__What you have to do__:
Each line below should be quoted exactly, please.

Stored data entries
_ _ _ _ _ _ _
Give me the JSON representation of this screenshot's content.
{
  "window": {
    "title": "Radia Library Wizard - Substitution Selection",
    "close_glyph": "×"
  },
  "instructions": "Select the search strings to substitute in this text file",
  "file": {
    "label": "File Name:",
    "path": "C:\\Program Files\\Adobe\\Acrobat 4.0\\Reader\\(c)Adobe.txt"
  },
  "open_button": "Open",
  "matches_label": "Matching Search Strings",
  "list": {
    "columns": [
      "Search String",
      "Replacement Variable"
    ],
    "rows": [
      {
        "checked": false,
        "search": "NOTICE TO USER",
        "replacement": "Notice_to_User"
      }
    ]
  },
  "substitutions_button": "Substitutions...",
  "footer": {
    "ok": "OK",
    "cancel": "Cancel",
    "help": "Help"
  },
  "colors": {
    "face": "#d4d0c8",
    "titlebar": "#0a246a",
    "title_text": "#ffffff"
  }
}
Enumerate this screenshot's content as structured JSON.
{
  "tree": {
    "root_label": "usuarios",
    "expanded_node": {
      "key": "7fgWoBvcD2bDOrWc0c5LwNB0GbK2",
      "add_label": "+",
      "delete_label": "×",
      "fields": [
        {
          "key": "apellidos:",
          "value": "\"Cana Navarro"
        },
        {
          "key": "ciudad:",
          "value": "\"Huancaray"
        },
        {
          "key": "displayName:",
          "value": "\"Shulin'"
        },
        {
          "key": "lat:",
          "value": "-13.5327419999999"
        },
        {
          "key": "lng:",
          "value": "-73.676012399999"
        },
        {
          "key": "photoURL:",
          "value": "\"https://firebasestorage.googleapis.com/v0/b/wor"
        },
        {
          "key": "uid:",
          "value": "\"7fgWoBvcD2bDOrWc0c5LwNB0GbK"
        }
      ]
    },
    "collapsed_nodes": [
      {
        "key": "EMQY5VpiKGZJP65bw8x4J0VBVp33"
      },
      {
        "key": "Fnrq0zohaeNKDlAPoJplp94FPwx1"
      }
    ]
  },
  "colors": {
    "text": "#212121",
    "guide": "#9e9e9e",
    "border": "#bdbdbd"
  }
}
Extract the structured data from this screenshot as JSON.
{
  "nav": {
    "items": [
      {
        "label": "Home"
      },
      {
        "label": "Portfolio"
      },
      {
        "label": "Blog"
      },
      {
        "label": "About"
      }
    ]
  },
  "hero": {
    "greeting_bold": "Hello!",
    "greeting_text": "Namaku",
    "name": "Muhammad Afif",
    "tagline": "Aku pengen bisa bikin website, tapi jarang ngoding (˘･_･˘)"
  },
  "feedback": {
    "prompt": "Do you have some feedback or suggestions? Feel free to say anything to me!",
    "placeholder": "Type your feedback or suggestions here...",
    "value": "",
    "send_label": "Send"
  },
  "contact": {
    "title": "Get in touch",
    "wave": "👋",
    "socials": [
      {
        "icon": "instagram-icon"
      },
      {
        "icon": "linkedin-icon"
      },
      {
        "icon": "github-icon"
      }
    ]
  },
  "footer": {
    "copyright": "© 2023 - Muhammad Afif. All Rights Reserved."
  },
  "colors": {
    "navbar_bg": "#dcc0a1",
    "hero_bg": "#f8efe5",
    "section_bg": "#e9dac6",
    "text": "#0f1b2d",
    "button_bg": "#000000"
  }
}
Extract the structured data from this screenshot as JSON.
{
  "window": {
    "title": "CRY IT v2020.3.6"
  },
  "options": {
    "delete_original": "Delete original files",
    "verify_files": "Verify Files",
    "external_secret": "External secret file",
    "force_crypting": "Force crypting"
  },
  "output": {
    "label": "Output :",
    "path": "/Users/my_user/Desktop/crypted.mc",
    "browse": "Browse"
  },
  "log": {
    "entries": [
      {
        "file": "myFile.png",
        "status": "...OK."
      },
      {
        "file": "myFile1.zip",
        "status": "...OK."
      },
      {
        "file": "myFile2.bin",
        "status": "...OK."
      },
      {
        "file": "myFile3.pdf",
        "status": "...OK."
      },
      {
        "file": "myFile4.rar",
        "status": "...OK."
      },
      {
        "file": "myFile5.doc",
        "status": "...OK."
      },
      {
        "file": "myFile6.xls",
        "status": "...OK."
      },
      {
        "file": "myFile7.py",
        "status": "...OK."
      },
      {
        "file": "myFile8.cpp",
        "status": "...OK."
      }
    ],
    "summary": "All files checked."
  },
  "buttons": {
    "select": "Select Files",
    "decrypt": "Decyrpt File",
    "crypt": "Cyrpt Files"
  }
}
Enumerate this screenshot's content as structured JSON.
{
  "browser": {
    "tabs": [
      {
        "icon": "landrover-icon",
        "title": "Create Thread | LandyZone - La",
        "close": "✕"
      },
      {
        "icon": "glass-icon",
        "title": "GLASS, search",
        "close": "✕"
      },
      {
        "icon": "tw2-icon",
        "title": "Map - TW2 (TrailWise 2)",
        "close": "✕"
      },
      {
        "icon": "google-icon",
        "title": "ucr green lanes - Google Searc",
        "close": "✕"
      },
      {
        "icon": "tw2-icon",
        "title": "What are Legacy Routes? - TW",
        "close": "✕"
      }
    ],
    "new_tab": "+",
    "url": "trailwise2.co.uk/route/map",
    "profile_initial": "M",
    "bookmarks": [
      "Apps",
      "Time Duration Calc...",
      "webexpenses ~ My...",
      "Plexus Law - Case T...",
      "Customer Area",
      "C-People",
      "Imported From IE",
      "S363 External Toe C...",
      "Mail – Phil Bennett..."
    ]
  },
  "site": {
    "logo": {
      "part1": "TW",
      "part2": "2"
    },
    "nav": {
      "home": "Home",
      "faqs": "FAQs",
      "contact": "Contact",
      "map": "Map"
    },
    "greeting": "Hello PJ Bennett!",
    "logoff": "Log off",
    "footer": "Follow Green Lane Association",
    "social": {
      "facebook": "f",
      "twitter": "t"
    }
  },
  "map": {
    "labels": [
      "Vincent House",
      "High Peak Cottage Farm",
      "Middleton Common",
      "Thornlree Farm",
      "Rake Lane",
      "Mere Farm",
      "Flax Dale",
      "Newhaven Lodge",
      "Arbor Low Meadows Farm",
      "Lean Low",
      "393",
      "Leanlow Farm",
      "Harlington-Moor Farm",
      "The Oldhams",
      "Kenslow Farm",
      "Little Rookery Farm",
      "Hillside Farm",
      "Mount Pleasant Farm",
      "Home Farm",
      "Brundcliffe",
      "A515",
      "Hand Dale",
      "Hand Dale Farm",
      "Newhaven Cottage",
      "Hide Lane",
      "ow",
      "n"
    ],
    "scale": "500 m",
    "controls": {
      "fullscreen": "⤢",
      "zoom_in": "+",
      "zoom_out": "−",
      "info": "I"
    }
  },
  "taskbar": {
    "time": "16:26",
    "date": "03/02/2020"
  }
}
_ _ _ _ _ _ _
__Correct output__:
Give me the JSON representation of this screenshot's content.
{
  "window": {
    "title": "Radia Library Wizard - Substitution Selection",
    "close_glyph": "×"
  },
  "instructions": "Select the search strings to substitute in this text file",
  "file": {
    "label": "File Name:",
    "path": "C:\\Program Files\\Adobe\\Acrobat 4.0\\Reader\\(c)Adobe.txt"
  },
  "open_button": "Open",
  "matches_label": "Matching Search Strings",
  "list": {
    "columns": [
      "Search String",
      "Replacement Variable"
    ],
    "rows": [
      {
        "checked": false,
        "search": "NOTICE TO USER",
        "replacement": "Notice_to_User"
      }
    ]
  },
  "substitutions_button": "Substitutions...",
  "footer": {
    "ok": "OK",
    "cancel": "Cancel",
    "help": "Help"
  },
  "colors": {
    "face": "#d4d0c8",
    "titlebar": "#0a246a",
    "title_text": "#ffffff"
  }
}
Enumerate this screenshot's content as structured JSON.
{
  "tree": {
    "root_label": "usuarios",
    "expanded_node": {
      "key": "7fgWoBvcD2bDOrWc0c5LwNB0GbK2",
      "add_label": "+",
      "delete_label": "×",
      "fields": [
        {
          "key": "apellidos:",
          "value": "\"Cana Navarro"
        },
        {
          "key": "ciudad:",
          "value": "\"Huancaray"
        },
        {
          "key": "displayName:",
          "value": "\"Shulin'"
        },
        {
          "key": "lat:",
          "value": "-13.5327419999999"
        },
        {
          "key": "lng:",
          "value": "-73.676012399999"
        },
        {
          "key": "photoURL:",
          "value": "\"https://firebasestorage.googleapis.com/v0/b/wor"
        },
        {
          "key": "uid:",
          "value": "\"7fgWoBvcD2bDOrWc0c5LwNB0GbK"
        }
      ]
    },
    "collapsed_nodes": [
      {
        "key": "EMQY5VpiKGZJP65bw8x4J0VBVp33"
      },
      {
        "key": "Fnrq0zohaeNKDlAPoJplp94FPwx1"
      }
    ]
  },
  "colors": {
    "text": "#212121",
    "guide": "#9e9e9e",
    "border": "#bdbdbd"
  }
}
Extract the structured data from this screenshot as JSON.
{
  "nav": {
    "items": [
      {
        "label": "Home"
      },
      {
        "label": "Portfolio"
      },
      {
        "label": "Blog"
      },
      {
        "label": "About"
      }
    ]
  },
  "hero": {
    "greeting_bold": "Hello!",
    "greeting_text": "Namaku",
    "name": "Muhammad Afif",
    "tagline": "Aku pengen bisa bikin website, tapi jarang ngoding (˘･_･˘)"
  },
  "feedback": {
    "prompt": "Do you have some feedback or suggestions? Feel free to say anything to me!",
    "placeholder": "Type your feedback or suggestions here...",
    "value": "",
    "send_label": "Send"
  },
  "contact": {
    "title": "Get in touch",
    "wave": "👋",
    "socials": [
      {
        "icon": "instagram-icon"
      },
      {
        "icon": "linkedin-icon"
      },
      {
        "icon": "github-icon"
      }
    ]
  },
  "footer": {
    "copyright": "© 2023 - Muhammad Afif. All Rights Reserved."
  },
  "colors": {
    "navbar_bg": "#dcc0a1",
    "hero_bg": "#f8efe5",
    "section_bg": "#e9dac6",
    "text": "#0f1b2d",
    "button_bg": "#000000"
  }
}
Extract the structured data from this screenshot as JSON.
{
  "window": {
    "title": "CRY IT v2020.3.6"
  },
  "options": {
    "delete_original": "Delete original files",
    "verify_files": "Verify Files",
    "external_secret": "External secret file",
    "force_crypting": "Force crypting"
  },
  "output": {
    "label": "Output :",
    "path": "/Users/my_user/Desktop/crypted.mc",
    "browse": "Browse"
  },
  "log": {
    "entries": [
      {
        "file": "myFile.png",
        "status": "...OK."
      },
      {
        "file": "myFile1.zip",
        "status": "...OK."
      },
      {
        "file": "myFile2.bin",
        "status": "...OK."
      },
      {
        "file": "myFile3.pdf",
        "status": "...OK."
      },
      {
        "file": "myFile4.rar",
        "status": "...OK."
      },
      {
        "file": "myFile5.doc",
        "status": "...OK."
      },
      {
        "file": "myFile6.xls",
        "status": "...OK."
      },
      {
        "file": "myFile7.py",
        "status": "...OK."
      },
      {
        "file": "myFile8.cpp",
        "status": "...OK."
      }
    ],
    "summary": "All files checked."
  },
  "buttons": {
    "select": "Select Files",
    "decrypt": "Decyrpt File",
    "crypt": "Cyrpt Files"
  }
}
Enumerate this screenshot's content as structured JSON.
{
  "browser": {
    "tabs": [
      {
        "icon": "landrover-icon",
        "title": "Create Thread | LandyZone - La",
        "close": "✕"
      },
      {
        "icon": "glass-icon",
        "title": "GLASS, search",
        "close": "✕"
      },
      {
        "icon": "tw2-icon",
        "title": "Map - TW2 (TrailWise 2)",
        "close": "✕"
      },
      {
        "icon": "google-icon",
        "title": "ucr green lanes - Google Searc",
        "close": "✕"
      },
      {
        "icon": "tw2-icon",
        "title": "What are Legacy Routes? - TW",
        "close": "✕"
      }
    ],
    "new_tab": "+",
    "url": "trailwise2.co.uk/route/map",
    "profile_initial": "M",
    "bookmarks": [
      "Apps",
      "Time Duration Calc...",
      "webexpenses ~ My...",
      "Plexus Law - Case T...",
      "Customer Area",
      "C-People",
      "Imported From IE",
      "S363 External Toe C...",
      "Mail – Phil Bennett..."
    ]
  },
  "site": {
    "logo": {
      "part1": "TW",
      "part2": "2"
    },
    "nav": {
      "home": "Home",
      "faqs": "FAQs",
      "contact": "Contact",
      "map": "Map"
    },
    "greeting": "Hello PJ Bennett!",
    "logoff": "Log off",
    "footer": "Follow Green Lane Association",
    "social": {
      "facebook": "f",
      "twitter": "t"
    }
  },
  "map": {
    "labels": [
      "Vincent House",
      "High Peak Cottage Farm",
      "Middleton Common",
      "Thornlree Farm",
      "Rake Lane",
      "Mere Farm",
      "Flax Dale",
      "Newhaven Lodge",
      "Arbor Low Meadows Farm",
      "Lean Low",
      "393",
      "Leanlow Farm",
      "Harlington-Moor Farm",
      "The Oldhams",
      "Kenslow Farm",
      "Little Rookery Farm",
      "Hillside Farm",
      "Mount Pleasant Farm",
      "Home Farm",
      "Brundcliffe",
      "A515",
      "Hand Dale",
      "Hand Dale Farm",
      "Newhaven Cottage",
      "Hide Lane",
      "ow",
      "n"
    ],
    "scale": "500 m",
    "controls": {
      "fullscreen": "⤢",
      "zoom_in": "+",
      "zoom_out": "−",
      "info": "I"
    }
  },
  "taskbar": {
    "time": "16:26",
    "date": "03/02/2020"
  }
}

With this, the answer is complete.